### TASK INSTRUCTIONS:
Only the number is wanted: count the lines in the data with "HITAG" in them.

(Records from a collection)
>>>>>
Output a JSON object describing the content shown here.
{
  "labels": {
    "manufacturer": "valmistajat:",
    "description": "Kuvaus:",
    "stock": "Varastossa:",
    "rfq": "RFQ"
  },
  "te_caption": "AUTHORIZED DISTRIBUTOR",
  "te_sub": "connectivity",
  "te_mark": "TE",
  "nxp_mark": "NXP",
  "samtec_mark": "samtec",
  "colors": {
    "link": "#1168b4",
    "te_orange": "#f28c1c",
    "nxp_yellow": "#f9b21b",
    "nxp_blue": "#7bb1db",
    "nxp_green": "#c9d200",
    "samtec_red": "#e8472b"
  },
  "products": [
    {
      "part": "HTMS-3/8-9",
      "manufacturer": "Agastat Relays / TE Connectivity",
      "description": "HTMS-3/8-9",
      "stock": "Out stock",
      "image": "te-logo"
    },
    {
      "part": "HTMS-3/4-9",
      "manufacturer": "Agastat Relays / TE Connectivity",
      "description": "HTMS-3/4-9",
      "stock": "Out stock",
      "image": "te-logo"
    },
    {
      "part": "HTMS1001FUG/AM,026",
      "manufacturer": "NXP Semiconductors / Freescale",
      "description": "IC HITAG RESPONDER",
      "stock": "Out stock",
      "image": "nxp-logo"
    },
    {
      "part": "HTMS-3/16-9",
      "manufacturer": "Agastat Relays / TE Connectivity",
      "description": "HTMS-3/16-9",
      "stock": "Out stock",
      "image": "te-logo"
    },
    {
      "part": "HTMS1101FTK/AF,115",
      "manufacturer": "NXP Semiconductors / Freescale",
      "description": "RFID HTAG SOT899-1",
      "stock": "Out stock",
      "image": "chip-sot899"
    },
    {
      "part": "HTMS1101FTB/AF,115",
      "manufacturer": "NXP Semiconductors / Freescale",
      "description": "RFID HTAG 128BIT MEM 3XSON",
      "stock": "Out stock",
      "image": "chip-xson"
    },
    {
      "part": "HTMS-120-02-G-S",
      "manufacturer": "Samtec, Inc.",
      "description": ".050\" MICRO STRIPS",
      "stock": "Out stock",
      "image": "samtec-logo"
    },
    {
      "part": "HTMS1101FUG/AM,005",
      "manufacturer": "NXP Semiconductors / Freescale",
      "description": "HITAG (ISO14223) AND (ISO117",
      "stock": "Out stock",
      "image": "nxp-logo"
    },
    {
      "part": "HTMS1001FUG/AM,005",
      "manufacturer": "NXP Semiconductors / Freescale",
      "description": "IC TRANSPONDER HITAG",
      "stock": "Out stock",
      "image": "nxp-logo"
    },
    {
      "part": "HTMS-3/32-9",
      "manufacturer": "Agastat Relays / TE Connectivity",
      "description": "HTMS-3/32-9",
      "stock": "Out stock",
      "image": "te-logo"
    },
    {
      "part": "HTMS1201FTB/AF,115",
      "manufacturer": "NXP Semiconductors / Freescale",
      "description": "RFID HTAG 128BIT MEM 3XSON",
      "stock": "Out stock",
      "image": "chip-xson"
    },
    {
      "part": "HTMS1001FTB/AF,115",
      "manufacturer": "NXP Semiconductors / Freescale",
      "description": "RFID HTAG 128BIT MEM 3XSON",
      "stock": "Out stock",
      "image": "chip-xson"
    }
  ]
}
<<<<<
### RESULT FOR THIS TASK:
3